>> START

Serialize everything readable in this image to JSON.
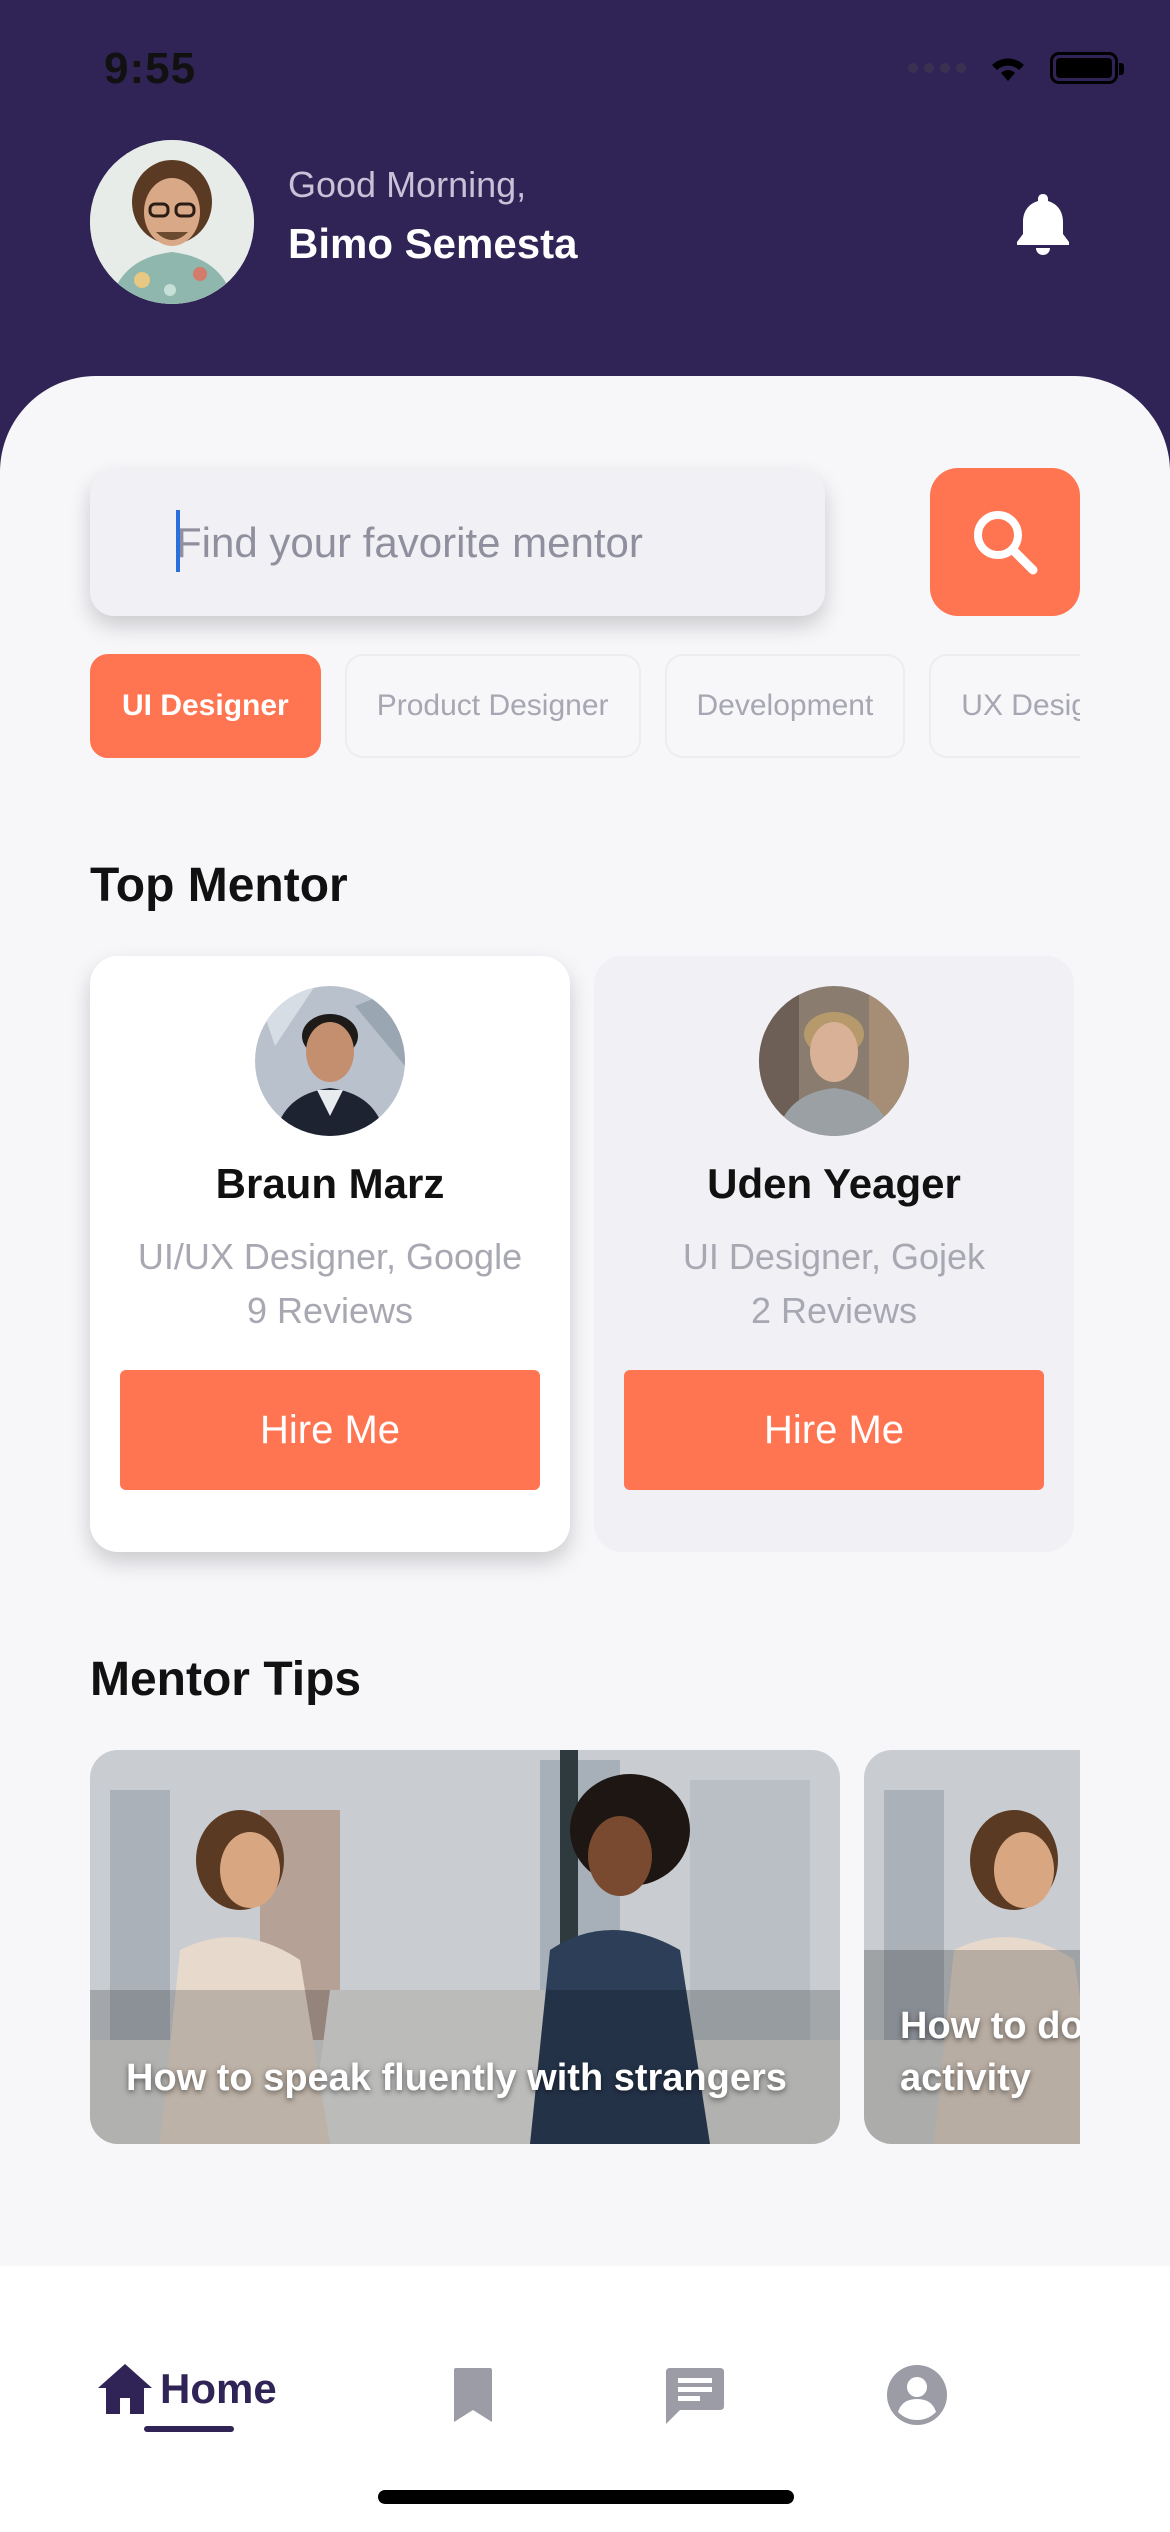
{
  "status_bar": {
    "time": "9:55"
  },
  "header": {
    "greeting": "Good Morning,",
    "user_name": "Bimo Semesta"
  },
  "search": {
    "placeholder": "Find your favorite mentor"
  },
  "categories": [
    {
      "label": "UI Designer",
      "active": true
    },
    {
      "label": "Product Designer",
      "active": false
    },
    {
      "label": "Development",
      "active": false
    },
    {
      "label": "UX Designer",
      "active": false
    }
  ],
  "top_mentor": {
    "title": "Top Mentor",
    "mentors": [
      {
        "name": "Braun Marz",
        "role": "UI/UX Designer, Google",
        "reviews": "9 Reviews",
        "button": "Hire Me"
      },
      {
        "name": "Uden Yeager",
        "role": "UI Designer, Gojek",
        "reviews": "2 Reviews",
        "button": "Hire Me"
      }
    ]
  },
  "mentor_tips": {
    "title": "Mentor Tips",
    "tips": [
      {
        "title": "How to speak fluently with strangers"
      },
      {
        "title": "How to do activity"
      }
    ]
  },
  "tab_bar": {
    "home_label": "Home",
    "items": [
      "home-icon",
      "bookmark-icon",
      "chat-icon",
      "profile-icon"
    ],
    "active": "Home"
  },
  "colors": {
    "brand_dark": "#2f2455",
    "accent": "#ff7451",
    "background": "#f7f7fa"
  }
}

>> END

DIRECTIONS FOR THIS TASK: Restate the whole of the material word for word without the pictures.

SOLUTION FOR THIS TASK:
Serialize everything readable in this image to JSON.
{
  "status_bar": {
    "time": "9:55"
  },
  "header": {
    "greeting": "Good Morning,",
    "user_name": "Bimo Semesta"
  },
  "search": {
    "placeholder": "Find your favorite mentor"
  },
  "categories": [
    {
      "label": "UI Designer",
      "active": true
    },
    {
      "label": "Product Designer",
      "active": false
    },
    {
      "label": "Development",
      "active": false
    },
    {
      "label": "UX Designer",
      "active": false
    }
  ],
  "top_mentor": {
    "title": "Top Mentor",
    "mentors": [
      {
        "name": "Braun Marz",
        "role": "UI/UX Designer, Google",
        "reviews": "9 Reviews",
        "button": "Hire Me"
      },
      {
        "name": "Uden Yeager",
        "role": "UI Designer, Gojek",
        "reviews": "2 Reviews",
        "button": "Hire Me"
      }
    ]
  },
  "mentor_tips": {
    "title": "Mentor Tips",
    "tips": [
      {
        "title": "How to speak fluently with strangers"
      },
      {
        "title": "How to do activity"
      }
    ]
  },
  "tab_bar": {
    "home_label": "Home",
    "items": [
      "home-icon",
      "bookmark-icon",
      "chat-icon",
      "profile-icon"
    ],
    "active": "Home"
  },
  "colors": {
    "brand_dark": "#2f2455",
    "accent": "#ff7451",
    "background": "#f7f7fa"
  }
}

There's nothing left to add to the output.